What is expected:
Find the lines containing the word "name" and copy every one of them.

Data lines:
---

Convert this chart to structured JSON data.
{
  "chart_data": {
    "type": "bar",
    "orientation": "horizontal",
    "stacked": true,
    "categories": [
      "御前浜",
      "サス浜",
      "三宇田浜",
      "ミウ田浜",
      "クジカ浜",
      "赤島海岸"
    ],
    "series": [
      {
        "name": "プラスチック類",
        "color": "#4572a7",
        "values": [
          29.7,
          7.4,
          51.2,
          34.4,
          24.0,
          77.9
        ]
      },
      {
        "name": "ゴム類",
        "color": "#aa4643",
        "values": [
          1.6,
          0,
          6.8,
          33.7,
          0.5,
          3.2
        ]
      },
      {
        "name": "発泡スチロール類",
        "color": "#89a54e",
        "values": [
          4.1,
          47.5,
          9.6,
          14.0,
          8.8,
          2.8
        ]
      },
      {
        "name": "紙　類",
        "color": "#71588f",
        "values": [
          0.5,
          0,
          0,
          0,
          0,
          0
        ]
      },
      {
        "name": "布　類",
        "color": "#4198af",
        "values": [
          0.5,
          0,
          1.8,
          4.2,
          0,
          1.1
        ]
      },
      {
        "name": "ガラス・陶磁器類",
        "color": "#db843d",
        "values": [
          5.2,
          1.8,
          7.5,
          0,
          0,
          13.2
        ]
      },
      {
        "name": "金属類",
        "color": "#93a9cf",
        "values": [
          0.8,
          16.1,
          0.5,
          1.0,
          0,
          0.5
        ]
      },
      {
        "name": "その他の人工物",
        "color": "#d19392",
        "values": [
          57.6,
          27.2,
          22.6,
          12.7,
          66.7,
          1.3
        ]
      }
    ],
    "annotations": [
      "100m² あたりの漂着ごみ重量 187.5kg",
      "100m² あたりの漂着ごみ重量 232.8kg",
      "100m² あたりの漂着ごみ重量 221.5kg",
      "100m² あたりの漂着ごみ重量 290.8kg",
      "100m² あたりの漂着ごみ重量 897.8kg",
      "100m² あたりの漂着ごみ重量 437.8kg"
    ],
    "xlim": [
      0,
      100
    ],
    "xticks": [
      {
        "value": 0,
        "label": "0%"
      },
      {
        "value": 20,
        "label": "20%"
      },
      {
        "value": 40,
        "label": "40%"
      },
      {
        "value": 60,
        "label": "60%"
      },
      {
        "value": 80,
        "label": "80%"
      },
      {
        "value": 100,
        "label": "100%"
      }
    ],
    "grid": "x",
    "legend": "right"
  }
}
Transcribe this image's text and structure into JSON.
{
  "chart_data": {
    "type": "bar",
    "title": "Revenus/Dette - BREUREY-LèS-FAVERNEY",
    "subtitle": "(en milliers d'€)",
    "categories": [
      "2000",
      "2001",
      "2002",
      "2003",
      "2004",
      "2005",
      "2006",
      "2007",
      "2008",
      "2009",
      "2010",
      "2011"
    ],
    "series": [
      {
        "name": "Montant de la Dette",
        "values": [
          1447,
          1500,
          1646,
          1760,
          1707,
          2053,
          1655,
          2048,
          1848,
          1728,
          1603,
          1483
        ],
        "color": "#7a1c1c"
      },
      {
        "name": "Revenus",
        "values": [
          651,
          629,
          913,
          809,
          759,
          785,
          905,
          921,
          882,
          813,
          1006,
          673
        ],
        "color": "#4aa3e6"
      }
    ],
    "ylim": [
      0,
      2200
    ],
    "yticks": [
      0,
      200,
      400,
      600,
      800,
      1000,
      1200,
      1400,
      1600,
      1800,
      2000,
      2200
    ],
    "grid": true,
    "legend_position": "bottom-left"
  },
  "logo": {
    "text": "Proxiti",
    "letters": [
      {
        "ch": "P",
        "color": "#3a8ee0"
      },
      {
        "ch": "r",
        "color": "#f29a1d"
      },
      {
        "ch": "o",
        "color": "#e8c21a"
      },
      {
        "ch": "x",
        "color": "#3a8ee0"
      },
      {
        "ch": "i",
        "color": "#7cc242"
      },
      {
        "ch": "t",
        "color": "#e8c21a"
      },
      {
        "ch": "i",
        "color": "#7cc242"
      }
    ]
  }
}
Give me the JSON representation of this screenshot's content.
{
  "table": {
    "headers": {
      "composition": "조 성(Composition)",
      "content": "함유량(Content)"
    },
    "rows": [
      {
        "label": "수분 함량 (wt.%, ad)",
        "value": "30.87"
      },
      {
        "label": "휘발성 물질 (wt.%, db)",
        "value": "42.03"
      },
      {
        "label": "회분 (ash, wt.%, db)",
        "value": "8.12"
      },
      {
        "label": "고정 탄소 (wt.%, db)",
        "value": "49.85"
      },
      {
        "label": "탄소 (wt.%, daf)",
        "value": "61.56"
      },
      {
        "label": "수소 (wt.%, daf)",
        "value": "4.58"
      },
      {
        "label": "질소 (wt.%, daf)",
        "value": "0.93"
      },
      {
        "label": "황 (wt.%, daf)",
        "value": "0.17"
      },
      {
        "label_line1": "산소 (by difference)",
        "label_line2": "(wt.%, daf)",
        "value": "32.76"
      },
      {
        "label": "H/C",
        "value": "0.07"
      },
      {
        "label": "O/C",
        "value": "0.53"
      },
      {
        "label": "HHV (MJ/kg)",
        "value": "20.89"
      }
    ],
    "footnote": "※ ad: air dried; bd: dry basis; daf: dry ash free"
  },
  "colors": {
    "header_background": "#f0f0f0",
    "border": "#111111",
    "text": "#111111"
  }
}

---

Result of the task:
        "name": "プラスチック類",
        "name": "ゴム類",
        "name": "発泡スチロール類",
        "name": "紙　類",
        "name": "布　類",
        "name": "ガラス・陶磁器類",
        "name": "金属類",
        "name": "その他の人工物",
        "name": "Montant de la Dette",
        "name": "Revenus",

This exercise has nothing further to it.